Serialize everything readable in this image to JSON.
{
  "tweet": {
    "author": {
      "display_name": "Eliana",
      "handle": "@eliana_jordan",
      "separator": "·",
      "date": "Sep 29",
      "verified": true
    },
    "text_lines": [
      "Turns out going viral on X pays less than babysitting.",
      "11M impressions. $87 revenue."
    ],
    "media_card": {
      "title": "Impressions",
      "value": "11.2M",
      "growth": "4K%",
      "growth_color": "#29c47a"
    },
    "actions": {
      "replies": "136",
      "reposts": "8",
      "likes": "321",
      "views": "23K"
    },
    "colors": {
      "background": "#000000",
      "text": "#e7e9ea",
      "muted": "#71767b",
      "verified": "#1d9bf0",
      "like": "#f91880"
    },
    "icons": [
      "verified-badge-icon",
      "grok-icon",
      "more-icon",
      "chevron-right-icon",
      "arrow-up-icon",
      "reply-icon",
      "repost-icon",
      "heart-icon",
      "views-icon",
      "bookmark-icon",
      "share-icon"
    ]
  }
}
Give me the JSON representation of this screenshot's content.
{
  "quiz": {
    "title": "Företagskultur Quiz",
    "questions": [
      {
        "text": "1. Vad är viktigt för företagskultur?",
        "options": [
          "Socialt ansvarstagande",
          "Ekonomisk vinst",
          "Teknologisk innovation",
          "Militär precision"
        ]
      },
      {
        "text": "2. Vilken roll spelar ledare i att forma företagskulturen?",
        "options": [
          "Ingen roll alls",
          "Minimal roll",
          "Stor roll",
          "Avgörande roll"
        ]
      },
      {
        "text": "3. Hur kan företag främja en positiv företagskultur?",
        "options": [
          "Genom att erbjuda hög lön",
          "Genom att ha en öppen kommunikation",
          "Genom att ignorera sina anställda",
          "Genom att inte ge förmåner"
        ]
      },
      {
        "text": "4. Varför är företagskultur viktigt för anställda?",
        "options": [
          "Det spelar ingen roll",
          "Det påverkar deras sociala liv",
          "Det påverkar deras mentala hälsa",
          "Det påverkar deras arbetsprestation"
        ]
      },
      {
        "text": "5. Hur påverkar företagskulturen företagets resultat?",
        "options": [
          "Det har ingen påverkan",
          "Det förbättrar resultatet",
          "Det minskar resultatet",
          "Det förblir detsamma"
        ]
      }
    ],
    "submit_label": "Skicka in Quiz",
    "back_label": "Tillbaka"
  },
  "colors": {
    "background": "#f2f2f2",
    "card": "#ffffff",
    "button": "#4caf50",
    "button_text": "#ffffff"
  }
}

====

• Brief:
A single number is needed: the count of lines in the records that contain "this".

• Written answer:
2